◆ **Stated problem**: Copy out lines with the word "xlabel" from the material that follows.

##### Dataset records

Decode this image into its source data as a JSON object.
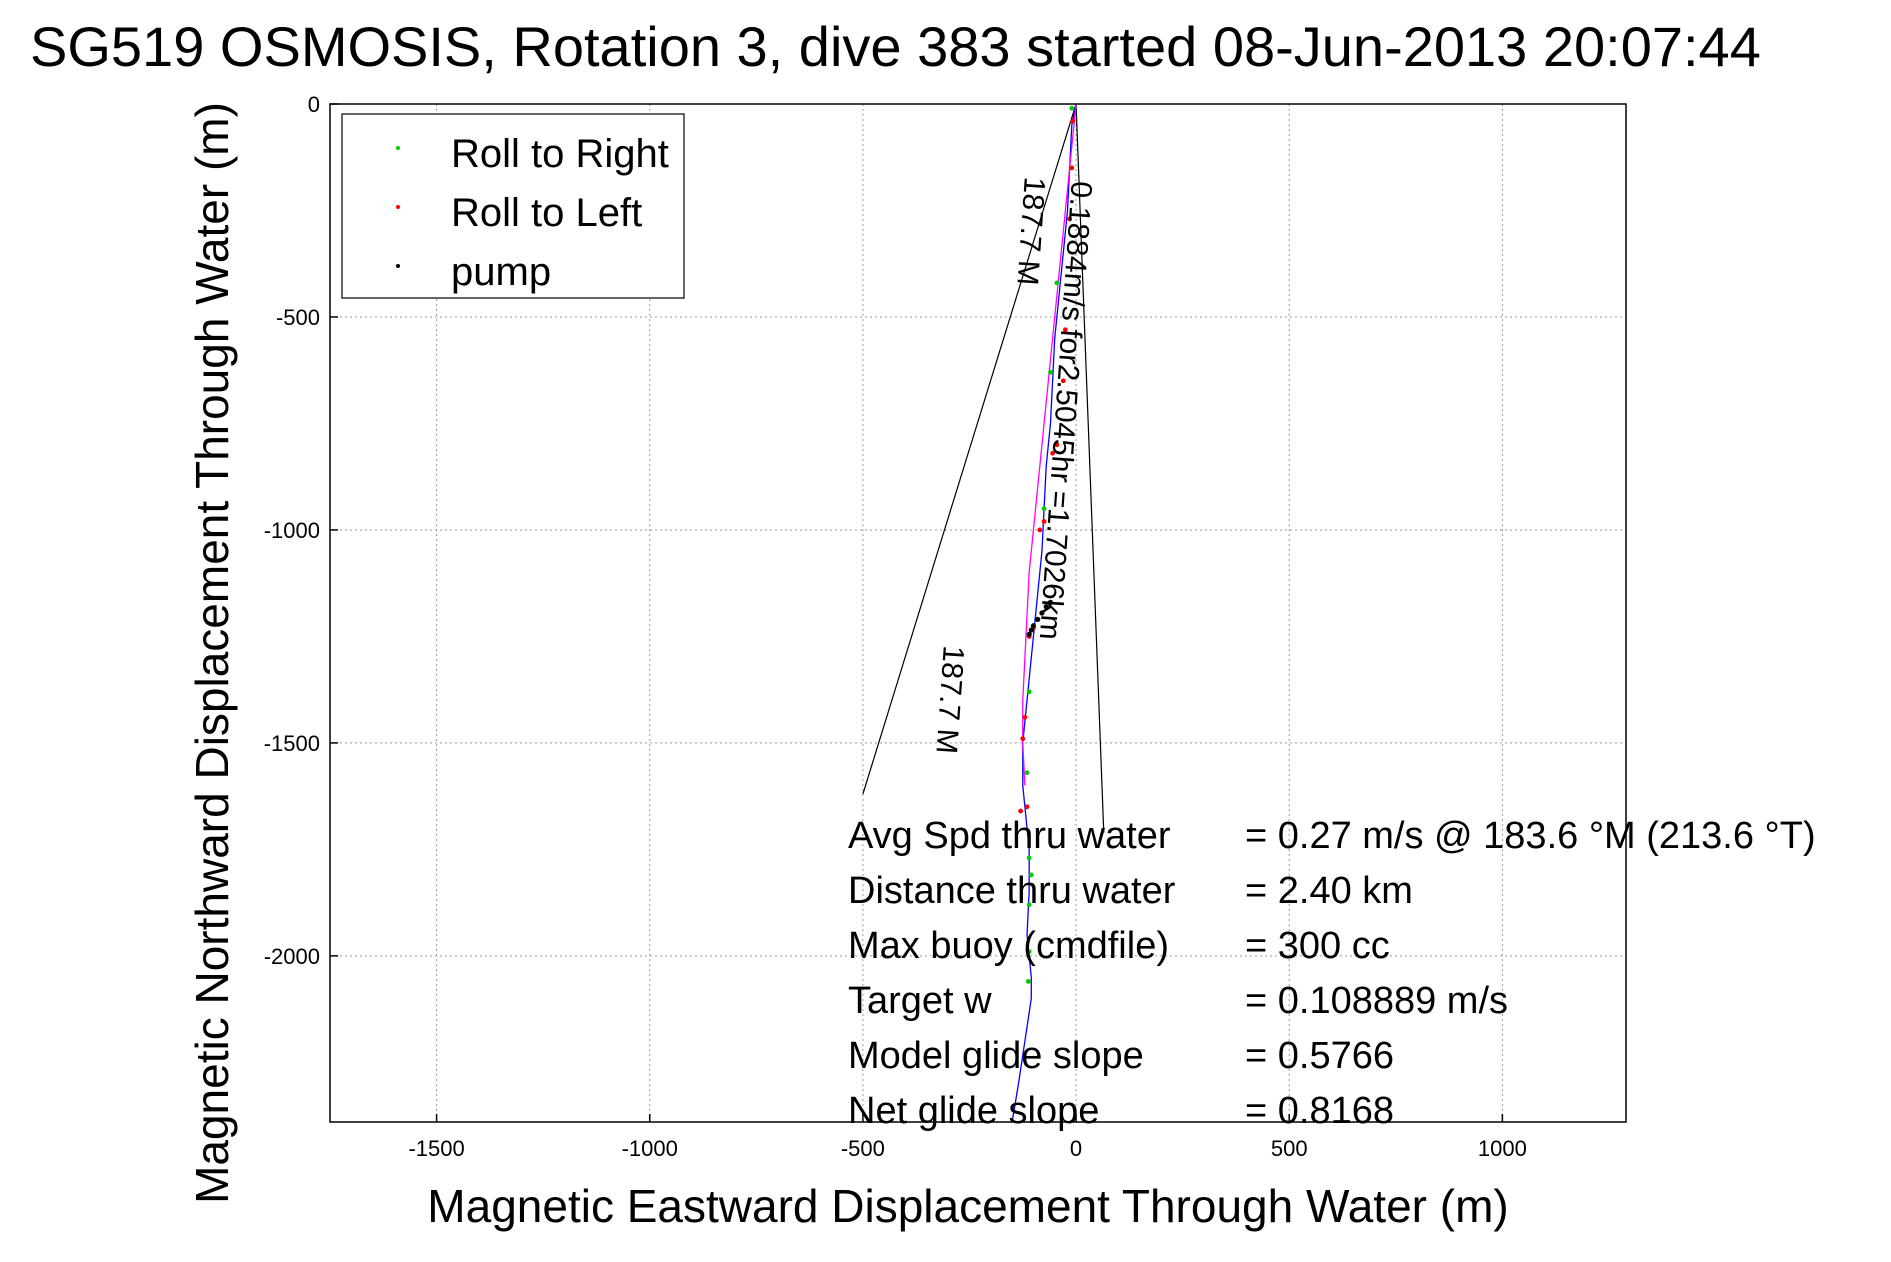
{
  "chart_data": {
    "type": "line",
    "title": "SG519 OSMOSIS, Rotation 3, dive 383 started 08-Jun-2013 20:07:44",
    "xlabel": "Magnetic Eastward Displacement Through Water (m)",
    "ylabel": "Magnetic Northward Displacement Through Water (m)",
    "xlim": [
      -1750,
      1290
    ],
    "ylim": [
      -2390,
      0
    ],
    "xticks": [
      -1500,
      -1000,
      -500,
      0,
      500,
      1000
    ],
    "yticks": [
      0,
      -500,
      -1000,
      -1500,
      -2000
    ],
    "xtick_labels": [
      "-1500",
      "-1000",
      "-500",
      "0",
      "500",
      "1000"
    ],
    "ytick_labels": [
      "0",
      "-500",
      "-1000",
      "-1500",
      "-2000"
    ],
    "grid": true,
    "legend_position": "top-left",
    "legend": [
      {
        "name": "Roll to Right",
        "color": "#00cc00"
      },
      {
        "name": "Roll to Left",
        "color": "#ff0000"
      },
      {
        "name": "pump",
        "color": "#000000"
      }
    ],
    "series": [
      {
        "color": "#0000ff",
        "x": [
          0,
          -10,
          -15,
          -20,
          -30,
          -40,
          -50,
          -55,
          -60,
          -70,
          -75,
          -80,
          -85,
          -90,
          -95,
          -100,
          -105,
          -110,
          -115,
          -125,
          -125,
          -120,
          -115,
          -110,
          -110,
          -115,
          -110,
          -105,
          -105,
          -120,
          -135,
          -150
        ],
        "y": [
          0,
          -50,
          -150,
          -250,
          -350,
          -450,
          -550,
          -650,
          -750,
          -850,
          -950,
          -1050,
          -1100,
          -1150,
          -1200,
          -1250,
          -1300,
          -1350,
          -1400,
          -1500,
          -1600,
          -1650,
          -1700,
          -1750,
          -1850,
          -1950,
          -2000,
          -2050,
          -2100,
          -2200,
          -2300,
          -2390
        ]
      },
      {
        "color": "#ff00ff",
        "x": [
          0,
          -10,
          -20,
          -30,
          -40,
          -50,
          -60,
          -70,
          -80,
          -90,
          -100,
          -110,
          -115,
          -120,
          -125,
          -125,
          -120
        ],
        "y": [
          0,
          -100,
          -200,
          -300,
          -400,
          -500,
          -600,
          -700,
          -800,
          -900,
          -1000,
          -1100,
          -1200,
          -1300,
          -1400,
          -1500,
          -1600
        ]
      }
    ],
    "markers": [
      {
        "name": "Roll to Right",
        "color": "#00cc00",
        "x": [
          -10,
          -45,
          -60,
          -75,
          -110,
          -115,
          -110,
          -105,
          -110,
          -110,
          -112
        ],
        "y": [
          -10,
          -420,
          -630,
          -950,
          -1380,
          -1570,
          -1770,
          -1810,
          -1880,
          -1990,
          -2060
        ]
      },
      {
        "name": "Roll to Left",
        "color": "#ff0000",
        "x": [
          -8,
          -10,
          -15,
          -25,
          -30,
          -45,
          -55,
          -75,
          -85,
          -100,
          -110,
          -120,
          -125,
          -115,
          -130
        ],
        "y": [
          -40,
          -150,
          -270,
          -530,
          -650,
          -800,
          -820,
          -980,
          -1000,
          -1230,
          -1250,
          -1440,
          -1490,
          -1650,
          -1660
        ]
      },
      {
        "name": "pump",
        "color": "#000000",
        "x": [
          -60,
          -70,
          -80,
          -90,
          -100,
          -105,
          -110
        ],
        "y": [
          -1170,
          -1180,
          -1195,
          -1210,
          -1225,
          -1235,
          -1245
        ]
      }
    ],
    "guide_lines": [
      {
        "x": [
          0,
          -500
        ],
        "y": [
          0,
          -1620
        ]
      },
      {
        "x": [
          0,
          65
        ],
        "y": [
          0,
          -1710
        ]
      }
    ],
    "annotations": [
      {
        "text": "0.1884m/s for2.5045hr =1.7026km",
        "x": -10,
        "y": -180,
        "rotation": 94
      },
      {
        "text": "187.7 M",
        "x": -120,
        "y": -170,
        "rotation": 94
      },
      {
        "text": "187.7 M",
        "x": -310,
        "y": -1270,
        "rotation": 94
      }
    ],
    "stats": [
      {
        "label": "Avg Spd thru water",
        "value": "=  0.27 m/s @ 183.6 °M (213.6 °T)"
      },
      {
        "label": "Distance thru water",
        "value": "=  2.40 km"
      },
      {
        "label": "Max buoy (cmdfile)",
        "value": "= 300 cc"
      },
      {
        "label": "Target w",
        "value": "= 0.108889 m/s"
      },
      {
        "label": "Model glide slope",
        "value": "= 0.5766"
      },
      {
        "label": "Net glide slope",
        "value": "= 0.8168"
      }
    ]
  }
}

##########
##### Dataset records

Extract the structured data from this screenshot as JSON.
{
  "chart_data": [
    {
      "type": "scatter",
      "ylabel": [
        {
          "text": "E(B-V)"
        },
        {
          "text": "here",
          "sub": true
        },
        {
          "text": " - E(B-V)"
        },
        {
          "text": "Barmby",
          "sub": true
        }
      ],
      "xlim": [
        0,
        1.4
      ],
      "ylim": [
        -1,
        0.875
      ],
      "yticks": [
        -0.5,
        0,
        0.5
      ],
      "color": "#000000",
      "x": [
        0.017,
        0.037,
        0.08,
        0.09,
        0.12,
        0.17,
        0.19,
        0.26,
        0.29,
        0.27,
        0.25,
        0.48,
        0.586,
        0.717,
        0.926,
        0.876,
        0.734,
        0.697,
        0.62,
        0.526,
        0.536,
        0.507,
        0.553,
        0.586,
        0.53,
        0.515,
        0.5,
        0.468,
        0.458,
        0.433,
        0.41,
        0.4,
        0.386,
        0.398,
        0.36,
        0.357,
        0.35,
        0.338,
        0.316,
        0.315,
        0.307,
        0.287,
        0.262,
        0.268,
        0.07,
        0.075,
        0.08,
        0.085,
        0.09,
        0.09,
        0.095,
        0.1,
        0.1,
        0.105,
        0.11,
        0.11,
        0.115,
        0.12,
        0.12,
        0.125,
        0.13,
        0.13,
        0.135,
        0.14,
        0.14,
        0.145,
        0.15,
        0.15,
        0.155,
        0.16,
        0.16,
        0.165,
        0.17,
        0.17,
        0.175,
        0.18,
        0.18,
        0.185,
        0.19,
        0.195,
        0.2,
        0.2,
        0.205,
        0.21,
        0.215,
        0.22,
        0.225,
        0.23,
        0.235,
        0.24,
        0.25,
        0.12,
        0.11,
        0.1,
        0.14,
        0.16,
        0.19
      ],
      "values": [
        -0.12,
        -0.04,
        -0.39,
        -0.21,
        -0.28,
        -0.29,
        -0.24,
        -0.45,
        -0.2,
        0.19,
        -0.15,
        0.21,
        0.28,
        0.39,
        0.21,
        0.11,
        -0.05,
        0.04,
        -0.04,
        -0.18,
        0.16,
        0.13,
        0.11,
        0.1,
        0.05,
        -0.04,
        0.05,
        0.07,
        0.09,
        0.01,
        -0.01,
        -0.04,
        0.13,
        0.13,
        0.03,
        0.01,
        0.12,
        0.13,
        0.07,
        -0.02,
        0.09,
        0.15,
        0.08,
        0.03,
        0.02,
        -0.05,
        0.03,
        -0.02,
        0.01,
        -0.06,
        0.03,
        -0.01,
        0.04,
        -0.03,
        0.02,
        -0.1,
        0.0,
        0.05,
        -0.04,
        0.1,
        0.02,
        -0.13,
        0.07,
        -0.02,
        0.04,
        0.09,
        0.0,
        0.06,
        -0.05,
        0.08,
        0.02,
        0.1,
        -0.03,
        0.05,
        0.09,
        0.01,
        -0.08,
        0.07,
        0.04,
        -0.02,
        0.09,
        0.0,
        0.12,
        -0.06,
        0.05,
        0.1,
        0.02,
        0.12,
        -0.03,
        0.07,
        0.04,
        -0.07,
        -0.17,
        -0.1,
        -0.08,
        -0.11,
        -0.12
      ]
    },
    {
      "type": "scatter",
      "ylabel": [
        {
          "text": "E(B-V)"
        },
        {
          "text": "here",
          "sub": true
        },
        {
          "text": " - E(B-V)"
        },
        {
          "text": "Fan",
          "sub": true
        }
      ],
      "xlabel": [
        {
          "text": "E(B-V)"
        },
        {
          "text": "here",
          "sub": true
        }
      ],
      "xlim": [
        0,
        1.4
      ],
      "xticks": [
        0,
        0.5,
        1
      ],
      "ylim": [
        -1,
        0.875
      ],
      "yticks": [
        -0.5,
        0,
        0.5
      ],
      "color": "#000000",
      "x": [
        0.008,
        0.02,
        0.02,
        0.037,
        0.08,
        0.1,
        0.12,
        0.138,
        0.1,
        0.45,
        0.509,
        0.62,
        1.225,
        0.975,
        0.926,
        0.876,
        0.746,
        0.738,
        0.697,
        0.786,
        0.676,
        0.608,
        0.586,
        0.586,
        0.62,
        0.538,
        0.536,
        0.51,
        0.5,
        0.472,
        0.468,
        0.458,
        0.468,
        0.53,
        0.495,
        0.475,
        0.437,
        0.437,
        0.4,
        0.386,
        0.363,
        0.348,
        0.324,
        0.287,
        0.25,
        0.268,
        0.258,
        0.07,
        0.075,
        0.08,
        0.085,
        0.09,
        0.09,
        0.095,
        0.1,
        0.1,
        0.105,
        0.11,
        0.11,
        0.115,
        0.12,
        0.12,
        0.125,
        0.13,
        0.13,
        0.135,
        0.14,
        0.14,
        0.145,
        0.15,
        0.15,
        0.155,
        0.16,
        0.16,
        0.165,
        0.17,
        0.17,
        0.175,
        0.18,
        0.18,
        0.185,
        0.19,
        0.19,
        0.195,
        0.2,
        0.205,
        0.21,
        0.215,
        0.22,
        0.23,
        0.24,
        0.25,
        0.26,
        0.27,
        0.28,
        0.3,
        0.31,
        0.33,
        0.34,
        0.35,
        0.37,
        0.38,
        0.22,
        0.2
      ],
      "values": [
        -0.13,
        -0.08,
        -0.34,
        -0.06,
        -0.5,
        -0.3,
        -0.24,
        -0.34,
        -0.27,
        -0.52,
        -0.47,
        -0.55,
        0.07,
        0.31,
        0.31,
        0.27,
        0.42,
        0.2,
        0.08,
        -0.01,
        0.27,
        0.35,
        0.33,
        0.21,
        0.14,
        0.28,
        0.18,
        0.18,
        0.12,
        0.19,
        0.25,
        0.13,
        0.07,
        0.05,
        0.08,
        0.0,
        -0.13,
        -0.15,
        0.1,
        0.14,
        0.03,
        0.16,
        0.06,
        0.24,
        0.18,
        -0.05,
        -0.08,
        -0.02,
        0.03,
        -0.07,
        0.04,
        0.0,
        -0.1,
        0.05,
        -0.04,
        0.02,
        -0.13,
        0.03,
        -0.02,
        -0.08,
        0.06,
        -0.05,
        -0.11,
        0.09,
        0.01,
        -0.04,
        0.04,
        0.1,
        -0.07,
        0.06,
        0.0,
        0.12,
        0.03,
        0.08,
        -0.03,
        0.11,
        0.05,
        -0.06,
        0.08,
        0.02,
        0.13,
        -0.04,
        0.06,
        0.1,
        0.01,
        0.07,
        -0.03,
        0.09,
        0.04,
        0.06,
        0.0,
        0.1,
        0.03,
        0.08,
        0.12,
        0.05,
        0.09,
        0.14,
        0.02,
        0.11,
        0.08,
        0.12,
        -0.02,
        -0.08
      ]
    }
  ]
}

##########

◆ **The solution**:
    "xlabel": "Magnetic Eastward Displacement Through Water (m)",
      "xlabel": [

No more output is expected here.